▸ **Aim of the task**
Take each line containing the word "content" and copy it.

-- Start --

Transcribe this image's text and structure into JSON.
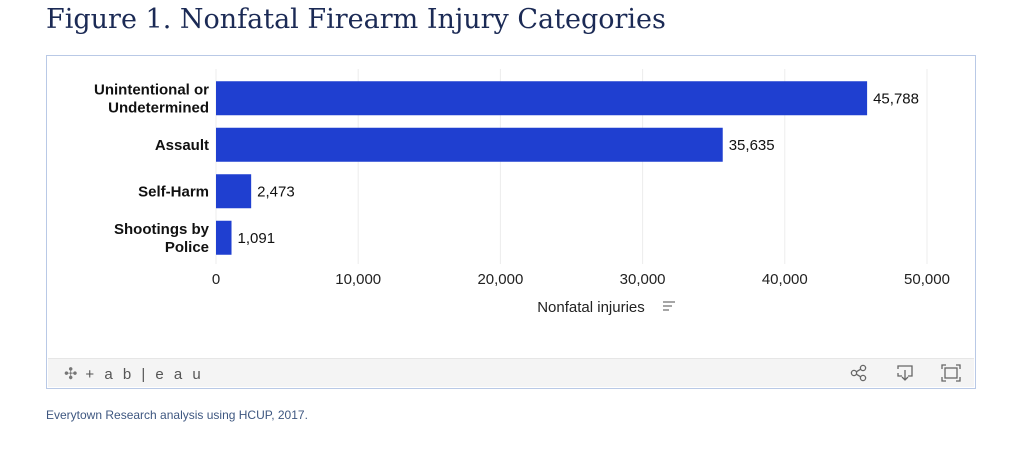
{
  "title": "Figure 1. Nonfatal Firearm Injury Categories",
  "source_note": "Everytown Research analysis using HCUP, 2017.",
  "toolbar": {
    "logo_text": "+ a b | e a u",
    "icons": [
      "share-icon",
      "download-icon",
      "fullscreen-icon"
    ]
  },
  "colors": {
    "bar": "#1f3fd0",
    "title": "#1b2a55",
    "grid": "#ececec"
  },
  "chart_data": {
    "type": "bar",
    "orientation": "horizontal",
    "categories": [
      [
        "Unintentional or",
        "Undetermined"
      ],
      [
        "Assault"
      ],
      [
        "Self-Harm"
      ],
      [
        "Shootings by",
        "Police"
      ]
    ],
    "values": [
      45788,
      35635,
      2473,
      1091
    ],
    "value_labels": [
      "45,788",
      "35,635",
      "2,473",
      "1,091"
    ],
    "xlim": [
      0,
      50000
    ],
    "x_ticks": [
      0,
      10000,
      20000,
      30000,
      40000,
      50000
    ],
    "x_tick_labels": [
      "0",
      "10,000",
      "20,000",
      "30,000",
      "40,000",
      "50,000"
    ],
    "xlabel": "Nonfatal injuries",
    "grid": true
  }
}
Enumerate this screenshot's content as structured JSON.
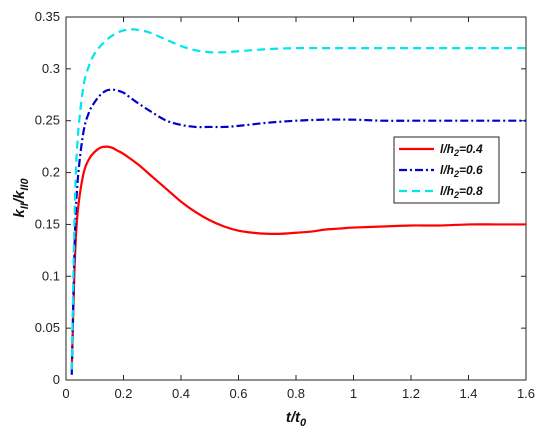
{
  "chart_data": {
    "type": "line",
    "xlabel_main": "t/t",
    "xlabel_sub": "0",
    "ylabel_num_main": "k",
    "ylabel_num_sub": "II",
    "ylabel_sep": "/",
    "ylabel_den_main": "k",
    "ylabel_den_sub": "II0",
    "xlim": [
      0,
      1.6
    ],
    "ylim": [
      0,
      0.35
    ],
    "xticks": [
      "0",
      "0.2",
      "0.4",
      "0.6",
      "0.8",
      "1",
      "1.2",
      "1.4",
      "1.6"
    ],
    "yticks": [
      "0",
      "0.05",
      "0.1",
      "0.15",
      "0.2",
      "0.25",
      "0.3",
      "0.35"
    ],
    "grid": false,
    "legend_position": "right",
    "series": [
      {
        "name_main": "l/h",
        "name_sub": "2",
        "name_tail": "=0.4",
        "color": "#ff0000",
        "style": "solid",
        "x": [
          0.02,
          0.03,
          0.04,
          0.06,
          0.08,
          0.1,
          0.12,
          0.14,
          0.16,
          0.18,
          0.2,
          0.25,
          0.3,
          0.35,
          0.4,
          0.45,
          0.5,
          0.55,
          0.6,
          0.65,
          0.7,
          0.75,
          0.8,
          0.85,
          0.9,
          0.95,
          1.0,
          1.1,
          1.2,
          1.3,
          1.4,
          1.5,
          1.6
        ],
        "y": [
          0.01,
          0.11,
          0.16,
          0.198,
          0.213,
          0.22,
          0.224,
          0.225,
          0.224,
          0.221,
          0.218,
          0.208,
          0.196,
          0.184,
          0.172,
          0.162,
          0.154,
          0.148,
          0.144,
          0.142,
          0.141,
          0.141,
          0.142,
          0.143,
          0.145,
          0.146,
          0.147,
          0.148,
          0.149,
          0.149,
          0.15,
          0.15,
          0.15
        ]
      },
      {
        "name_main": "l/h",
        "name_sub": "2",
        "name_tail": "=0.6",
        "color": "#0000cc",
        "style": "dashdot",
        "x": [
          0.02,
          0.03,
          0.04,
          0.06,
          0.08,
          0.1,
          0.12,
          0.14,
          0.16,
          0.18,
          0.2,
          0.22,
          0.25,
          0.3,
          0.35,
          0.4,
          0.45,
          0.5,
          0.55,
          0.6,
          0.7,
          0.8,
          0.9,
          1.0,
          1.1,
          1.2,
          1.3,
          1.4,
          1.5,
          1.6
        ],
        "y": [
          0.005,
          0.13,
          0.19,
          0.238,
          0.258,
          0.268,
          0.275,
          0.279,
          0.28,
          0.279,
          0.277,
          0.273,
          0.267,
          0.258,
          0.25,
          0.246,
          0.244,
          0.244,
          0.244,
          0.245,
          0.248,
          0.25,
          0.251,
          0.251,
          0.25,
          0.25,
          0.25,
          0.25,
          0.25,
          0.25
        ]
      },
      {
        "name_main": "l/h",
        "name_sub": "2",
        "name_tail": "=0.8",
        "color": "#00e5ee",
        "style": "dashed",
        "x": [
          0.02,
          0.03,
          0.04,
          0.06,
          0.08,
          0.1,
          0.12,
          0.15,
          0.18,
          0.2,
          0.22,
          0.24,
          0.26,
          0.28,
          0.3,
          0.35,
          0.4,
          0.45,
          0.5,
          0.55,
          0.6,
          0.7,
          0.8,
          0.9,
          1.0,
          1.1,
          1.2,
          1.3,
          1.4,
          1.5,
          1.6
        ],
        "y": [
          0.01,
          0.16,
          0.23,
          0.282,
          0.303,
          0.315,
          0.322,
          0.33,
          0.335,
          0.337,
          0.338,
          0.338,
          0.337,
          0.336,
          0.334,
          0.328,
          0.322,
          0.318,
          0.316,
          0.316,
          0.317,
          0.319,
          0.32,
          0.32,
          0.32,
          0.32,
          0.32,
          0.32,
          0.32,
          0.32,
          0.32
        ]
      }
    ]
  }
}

-- End --
-- Start --

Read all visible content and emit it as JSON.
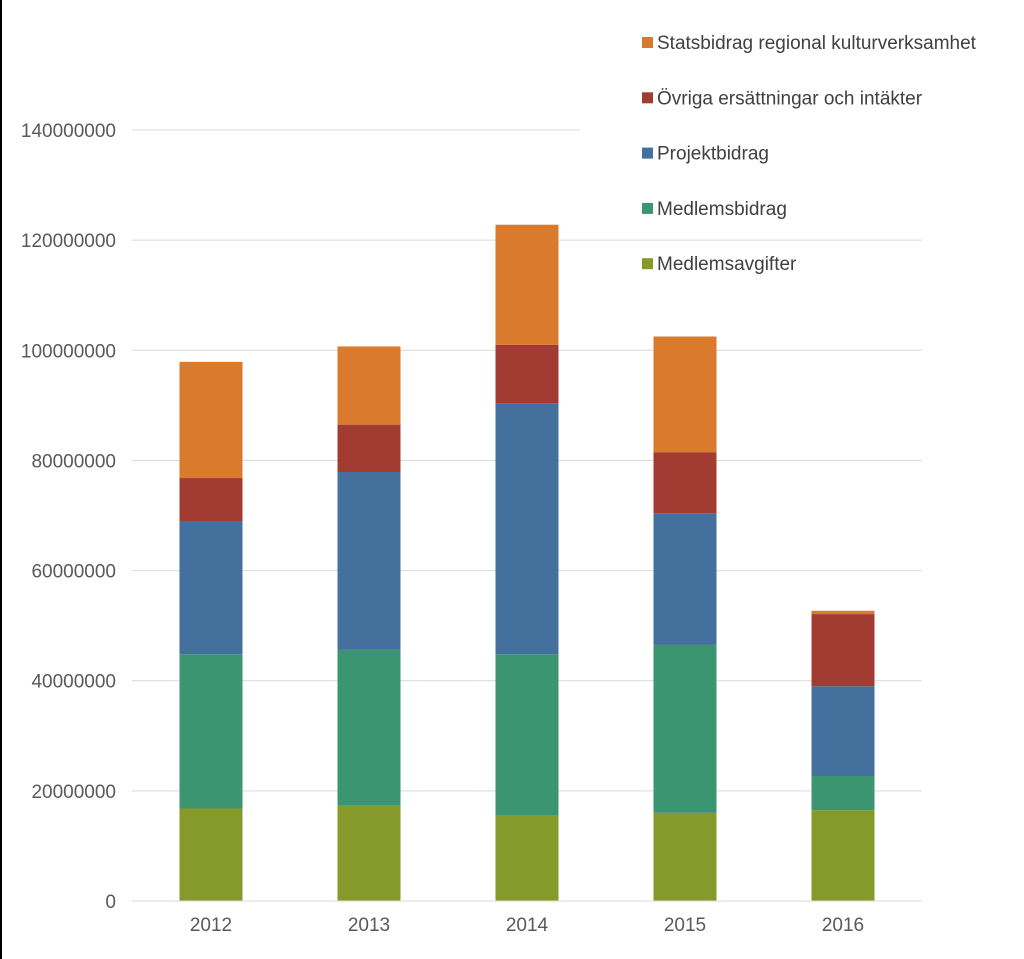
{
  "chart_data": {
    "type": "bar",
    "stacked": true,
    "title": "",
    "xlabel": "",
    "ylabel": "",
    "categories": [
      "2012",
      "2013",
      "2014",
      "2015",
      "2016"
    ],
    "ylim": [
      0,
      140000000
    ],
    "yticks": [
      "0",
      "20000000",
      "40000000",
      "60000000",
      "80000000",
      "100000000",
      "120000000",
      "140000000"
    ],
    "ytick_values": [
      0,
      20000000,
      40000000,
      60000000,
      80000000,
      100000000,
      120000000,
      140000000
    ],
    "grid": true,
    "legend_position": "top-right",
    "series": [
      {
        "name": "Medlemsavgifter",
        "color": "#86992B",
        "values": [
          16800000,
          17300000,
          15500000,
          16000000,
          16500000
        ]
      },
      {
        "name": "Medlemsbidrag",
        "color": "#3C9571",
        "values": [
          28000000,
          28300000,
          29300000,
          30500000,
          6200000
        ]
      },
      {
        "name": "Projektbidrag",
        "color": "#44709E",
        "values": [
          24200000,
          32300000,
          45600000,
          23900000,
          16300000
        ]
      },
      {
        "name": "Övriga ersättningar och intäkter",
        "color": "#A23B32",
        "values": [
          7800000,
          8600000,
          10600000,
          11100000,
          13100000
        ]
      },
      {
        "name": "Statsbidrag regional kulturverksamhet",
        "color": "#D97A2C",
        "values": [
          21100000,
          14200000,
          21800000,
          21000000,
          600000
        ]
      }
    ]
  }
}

-- End --

▸ **Complete output**
Enumerate this screenshot's content as structured JSON.
Read all visible content and emit it as JSON.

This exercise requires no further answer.